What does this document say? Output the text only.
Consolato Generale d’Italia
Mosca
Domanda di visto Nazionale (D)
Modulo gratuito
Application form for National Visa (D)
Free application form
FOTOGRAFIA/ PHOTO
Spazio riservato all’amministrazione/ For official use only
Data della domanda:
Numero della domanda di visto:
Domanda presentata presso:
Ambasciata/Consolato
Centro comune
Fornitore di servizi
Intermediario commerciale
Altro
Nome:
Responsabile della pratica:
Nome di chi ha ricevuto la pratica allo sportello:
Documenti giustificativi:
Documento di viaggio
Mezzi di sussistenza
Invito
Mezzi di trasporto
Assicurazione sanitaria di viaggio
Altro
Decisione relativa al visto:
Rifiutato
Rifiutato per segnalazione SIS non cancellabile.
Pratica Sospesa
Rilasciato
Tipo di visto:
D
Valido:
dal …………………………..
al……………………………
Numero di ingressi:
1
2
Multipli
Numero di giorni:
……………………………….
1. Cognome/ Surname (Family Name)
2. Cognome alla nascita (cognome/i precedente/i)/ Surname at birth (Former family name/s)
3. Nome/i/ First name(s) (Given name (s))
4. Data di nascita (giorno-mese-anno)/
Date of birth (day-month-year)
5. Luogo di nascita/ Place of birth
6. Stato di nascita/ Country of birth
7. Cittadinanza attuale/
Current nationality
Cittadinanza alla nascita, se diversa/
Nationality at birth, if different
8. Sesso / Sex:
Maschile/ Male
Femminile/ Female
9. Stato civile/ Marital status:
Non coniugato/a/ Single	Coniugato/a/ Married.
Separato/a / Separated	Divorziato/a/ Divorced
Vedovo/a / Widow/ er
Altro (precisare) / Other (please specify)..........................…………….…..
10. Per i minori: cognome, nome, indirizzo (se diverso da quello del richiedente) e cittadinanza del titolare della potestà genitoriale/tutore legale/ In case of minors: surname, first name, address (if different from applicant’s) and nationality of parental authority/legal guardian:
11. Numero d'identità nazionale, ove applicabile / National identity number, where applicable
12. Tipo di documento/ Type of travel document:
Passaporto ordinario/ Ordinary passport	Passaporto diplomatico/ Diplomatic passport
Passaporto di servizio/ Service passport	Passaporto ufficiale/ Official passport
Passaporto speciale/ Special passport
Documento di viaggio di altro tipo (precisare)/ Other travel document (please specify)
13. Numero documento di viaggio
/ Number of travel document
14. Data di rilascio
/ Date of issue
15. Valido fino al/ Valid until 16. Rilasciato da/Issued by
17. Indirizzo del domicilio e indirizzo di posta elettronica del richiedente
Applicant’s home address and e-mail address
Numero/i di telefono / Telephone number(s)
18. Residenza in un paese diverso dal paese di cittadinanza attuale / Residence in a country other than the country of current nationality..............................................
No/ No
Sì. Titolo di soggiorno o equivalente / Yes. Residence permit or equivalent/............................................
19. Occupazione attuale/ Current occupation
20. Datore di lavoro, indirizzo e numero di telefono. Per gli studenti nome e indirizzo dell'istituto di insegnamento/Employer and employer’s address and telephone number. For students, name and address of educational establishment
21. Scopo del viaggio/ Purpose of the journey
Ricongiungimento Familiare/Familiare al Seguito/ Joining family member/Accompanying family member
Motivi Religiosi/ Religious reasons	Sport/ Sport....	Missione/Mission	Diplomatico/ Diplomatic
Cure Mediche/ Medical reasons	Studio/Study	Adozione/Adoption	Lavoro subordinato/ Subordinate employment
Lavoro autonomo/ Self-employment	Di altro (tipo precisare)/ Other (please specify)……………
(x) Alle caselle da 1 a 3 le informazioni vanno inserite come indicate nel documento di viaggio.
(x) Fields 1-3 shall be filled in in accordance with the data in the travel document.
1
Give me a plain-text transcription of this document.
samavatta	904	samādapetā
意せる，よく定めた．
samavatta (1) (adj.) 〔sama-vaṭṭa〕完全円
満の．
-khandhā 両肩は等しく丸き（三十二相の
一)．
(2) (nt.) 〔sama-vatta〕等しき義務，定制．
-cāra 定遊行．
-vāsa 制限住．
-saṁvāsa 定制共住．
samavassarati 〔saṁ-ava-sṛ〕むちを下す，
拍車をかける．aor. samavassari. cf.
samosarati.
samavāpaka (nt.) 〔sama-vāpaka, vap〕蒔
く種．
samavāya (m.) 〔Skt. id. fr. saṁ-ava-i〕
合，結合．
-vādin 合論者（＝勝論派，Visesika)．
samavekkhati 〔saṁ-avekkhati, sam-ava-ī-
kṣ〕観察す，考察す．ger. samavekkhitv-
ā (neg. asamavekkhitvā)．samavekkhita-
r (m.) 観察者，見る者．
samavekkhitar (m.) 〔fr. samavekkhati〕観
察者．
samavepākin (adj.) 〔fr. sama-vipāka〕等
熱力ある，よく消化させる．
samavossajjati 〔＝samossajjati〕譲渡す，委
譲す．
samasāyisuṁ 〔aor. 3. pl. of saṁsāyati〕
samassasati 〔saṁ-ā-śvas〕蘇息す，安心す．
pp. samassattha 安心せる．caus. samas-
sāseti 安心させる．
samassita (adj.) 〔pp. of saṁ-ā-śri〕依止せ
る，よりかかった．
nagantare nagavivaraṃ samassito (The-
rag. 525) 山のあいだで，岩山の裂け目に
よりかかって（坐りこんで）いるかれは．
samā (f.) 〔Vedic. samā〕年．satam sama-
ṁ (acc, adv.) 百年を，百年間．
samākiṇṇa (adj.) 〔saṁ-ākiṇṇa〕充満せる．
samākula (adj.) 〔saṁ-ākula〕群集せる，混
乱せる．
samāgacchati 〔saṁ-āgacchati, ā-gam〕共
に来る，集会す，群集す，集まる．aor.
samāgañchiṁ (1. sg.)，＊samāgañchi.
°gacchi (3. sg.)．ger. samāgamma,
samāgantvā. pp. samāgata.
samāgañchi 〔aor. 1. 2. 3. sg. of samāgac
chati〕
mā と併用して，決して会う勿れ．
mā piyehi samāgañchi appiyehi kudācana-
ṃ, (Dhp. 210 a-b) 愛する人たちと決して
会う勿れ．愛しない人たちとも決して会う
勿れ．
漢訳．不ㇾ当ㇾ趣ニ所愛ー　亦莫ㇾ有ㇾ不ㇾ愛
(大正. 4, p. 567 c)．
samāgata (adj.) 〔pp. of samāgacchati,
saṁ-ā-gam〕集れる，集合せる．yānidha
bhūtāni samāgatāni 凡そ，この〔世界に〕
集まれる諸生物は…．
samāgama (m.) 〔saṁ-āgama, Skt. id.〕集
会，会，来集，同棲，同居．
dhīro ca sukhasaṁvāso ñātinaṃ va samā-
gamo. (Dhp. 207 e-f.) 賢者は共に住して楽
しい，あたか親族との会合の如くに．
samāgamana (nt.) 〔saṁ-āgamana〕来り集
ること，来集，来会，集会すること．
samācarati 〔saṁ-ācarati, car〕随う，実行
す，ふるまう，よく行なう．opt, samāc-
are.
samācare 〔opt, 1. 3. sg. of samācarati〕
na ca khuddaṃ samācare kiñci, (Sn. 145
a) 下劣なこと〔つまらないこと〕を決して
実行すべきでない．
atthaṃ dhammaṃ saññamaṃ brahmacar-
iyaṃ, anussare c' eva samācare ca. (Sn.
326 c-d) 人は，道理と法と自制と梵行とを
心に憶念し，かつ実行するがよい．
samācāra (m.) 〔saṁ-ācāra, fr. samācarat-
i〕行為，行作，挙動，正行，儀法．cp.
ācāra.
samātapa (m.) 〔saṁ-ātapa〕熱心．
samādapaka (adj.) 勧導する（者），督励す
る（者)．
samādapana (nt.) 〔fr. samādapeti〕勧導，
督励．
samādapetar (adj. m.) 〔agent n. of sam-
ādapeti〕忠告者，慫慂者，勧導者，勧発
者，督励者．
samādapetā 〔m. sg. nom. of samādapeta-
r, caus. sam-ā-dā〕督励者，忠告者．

=-=-=-=-=

» Description of the task
In the records above, locate each line with the word "ācāra". Copy all such lines.

» Exercise solution
samācāra (m.) 〔saṁ-ācāra, fr. samācarat-
ācāra.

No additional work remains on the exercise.